## BEGIN The data

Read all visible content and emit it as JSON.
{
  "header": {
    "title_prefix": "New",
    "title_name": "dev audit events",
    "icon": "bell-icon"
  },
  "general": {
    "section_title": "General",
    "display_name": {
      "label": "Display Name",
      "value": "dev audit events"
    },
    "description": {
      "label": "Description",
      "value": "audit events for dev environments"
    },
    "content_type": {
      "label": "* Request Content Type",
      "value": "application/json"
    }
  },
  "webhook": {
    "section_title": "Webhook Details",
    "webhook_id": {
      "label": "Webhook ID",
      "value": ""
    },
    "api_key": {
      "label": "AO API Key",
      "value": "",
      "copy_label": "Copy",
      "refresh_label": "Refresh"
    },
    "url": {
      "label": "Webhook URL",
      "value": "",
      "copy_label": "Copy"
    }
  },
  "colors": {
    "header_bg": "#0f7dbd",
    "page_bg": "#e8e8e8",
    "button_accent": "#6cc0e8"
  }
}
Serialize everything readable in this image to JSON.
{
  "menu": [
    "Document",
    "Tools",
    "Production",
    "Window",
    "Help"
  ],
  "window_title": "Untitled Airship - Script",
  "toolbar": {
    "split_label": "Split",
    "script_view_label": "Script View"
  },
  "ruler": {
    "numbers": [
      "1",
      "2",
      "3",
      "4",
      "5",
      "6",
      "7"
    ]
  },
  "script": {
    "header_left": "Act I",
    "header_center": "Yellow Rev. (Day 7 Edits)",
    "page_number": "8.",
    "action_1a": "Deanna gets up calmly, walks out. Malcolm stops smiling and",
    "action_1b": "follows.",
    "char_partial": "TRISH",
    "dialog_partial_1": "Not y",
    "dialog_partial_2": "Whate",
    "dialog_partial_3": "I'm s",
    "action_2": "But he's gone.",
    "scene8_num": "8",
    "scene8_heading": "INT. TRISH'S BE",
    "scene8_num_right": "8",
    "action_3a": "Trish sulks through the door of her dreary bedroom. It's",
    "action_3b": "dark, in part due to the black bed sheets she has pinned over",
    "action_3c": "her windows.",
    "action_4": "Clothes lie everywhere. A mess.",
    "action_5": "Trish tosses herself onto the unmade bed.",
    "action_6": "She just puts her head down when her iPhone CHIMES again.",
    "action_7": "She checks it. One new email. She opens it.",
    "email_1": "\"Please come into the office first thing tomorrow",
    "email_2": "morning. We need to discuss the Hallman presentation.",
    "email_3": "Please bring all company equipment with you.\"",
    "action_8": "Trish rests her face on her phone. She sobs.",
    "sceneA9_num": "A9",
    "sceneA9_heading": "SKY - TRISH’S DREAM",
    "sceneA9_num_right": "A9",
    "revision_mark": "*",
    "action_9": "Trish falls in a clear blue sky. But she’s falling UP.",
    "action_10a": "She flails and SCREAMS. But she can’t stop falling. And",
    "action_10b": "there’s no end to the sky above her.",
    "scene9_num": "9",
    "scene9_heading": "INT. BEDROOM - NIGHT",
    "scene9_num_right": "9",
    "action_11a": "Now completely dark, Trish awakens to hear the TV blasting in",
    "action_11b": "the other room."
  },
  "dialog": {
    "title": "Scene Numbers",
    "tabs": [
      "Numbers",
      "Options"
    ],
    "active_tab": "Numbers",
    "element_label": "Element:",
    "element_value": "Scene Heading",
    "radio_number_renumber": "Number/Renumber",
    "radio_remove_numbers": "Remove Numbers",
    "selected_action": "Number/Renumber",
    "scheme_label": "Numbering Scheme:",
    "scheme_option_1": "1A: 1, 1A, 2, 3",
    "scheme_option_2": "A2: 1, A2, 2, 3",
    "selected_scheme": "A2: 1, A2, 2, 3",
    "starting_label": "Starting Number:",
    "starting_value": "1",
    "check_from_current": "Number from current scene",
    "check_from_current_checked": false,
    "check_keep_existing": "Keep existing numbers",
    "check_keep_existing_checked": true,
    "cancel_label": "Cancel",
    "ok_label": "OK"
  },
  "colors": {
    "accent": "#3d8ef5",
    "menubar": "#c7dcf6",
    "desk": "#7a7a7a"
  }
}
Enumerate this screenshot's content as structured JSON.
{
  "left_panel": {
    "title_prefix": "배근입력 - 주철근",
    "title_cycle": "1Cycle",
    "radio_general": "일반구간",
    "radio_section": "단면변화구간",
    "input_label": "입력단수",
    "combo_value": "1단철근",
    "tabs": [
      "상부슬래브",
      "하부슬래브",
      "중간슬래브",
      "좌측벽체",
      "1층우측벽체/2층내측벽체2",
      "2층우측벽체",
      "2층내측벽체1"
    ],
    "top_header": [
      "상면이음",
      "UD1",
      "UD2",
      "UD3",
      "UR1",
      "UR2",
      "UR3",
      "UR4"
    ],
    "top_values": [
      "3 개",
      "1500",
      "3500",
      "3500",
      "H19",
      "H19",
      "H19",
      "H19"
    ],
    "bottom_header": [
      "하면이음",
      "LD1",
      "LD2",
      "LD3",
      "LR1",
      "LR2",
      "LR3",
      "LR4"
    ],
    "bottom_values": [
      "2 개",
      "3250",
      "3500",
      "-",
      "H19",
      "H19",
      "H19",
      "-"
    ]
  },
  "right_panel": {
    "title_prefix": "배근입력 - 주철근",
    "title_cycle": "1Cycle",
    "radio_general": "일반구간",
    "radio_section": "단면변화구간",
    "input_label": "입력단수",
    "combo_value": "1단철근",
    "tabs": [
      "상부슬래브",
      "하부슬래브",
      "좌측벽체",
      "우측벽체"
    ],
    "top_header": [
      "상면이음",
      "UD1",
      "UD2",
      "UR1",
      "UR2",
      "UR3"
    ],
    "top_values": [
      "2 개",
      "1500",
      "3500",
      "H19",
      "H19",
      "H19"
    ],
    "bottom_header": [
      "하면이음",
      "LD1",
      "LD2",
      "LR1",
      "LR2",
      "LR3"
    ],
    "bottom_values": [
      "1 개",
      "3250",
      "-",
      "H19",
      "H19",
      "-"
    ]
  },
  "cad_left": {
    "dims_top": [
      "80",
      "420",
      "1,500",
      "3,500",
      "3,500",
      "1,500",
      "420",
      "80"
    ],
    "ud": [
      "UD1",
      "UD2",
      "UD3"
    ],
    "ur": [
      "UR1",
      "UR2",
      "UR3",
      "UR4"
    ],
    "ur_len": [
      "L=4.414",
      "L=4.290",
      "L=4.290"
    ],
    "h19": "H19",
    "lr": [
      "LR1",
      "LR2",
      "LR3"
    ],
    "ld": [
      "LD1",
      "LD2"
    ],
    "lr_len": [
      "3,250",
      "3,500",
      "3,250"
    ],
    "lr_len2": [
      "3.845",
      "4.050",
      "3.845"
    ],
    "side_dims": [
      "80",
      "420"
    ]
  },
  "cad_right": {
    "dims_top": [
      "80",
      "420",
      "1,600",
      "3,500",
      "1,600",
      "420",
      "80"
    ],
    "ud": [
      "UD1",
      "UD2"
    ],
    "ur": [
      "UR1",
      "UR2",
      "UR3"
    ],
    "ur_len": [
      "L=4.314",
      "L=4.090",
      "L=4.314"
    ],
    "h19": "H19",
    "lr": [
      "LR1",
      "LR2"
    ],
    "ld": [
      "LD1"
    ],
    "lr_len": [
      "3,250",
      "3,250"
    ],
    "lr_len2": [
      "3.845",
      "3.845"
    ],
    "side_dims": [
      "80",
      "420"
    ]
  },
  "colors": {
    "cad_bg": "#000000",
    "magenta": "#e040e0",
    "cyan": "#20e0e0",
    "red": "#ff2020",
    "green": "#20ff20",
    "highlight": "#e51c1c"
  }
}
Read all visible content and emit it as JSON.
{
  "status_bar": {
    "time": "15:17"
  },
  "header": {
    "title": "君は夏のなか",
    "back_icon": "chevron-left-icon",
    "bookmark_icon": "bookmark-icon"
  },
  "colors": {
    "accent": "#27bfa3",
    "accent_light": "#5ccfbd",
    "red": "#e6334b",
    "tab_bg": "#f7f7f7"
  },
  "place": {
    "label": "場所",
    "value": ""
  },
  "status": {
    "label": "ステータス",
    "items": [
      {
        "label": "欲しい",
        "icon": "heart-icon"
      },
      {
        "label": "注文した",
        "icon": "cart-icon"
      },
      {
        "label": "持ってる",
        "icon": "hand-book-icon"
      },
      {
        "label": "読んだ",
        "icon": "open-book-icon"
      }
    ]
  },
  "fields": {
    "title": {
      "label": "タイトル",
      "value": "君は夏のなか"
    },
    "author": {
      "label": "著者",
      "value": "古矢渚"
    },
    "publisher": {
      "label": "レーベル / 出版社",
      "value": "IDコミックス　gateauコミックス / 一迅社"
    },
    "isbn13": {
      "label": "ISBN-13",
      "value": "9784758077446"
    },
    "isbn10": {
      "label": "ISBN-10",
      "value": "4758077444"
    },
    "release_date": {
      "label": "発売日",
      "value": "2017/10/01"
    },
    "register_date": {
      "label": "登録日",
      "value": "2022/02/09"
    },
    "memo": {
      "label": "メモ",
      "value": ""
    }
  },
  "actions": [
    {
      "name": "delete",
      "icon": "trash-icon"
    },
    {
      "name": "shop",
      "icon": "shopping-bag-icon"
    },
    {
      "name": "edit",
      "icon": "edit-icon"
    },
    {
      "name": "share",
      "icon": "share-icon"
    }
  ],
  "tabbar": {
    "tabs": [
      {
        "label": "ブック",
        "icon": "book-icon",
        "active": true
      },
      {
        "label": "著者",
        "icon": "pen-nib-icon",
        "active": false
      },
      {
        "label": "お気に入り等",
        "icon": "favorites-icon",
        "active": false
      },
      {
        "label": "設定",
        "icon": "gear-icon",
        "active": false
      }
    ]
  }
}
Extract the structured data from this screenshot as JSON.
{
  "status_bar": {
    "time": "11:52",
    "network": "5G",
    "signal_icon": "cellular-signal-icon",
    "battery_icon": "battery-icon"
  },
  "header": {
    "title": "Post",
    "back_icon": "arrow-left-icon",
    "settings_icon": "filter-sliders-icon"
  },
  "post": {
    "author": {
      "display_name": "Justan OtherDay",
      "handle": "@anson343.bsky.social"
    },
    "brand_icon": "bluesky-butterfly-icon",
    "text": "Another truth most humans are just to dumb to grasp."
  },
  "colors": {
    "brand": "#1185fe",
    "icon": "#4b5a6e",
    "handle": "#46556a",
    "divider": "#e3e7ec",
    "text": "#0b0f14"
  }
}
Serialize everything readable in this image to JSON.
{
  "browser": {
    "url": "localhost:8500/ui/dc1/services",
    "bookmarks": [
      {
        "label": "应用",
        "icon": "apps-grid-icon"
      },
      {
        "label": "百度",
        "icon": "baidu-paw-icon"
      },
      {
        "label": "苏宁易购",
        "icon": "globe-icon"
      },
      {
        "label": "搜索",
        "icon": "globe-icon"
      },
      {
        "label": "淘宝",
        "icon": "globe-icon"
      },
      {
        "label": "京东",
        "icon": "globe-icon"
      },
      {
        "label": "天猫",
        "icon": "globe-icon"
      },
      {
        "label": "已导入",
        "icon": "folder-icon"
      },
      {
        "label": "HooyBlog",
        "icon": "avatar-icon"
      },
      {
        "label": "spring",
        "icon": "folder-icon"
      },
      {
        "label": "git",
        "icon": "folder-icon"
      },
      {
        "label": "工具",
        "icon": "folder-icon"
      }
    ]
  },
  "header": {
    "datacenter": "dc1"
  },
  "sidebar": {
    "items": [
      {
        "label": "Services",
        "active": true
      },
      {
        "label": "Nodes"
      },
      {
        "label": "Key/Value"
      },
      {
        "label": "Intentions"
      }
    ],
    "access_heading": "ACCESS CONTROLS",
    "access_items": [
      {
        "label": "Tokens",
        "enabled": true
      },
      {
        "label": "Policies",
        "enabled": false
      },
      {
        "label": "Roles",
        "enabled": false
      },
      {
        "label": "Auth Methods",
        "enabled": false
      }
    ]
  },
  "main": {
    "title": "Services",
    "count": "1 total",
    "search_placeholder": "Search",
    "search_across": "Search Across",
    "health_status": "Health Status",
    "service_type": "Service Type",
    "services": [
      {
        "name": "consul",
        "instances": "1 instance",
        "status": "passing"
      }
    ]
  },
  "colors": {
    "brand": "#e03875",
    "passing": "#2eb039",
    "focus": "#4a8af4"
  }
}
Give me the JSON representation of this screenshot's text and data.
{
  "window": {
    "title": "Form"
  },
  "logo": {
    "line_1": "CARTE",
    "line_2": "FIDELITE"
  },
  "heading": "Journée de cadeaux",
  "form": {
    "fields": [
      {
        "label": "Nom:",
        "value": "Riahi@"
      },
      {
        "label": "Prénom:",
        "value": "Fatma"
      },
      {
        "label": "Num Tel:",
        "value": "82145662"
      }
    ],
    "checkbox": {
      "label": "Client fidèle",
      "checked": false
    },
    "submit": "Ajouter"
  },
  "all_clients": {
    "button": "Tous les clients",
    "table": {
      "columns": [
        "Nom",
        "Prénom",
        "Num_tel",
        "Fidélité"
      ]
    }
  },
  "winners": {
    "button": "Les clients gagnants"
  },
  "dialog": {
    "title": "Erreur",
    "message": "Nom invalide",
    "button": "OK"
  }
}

## END The data

● Requirement: Quote the lines of the listing above that run from the line with "Give me the" through its last line, both included, and nothing else.

● Written reply:
Give me the JSON representation of this screenshot's text and data.
{
  "window": {
    "title": "Form"
  },
  "logo": {
    "line_1": "CARTE",
    "line_2": "FIDELITE"
  },
  "heading": "Journée de cadeaux",
  "form": {
    "fields": [
      {
        "label": "Nom:",
        "value": "Riahi@"
      },
      {
        "label": "Prénom:",
        "value": "Fatma"
      },
      {
        "label": "Num Tel:",
        "value": "82145662"
      }
    ],
    "checkbox": {
      "label": "Client fidèle",
      "checked": false
    },
    "submit": "Ajouter"
  },
  "all_clients": {
    "button": "Tous les clients",
    "table": {
      "columns": [
        "Nom",
        "Prénom",
        "Num_tel",
        "Fidélité"
      ]
    }
  },
  "winners": {
    "button": "Les clients gagnants"
  },
  "dialog": {
    "title": "Erreur",
    "message": "Nom invalide",
    "button": "OK"
  }
}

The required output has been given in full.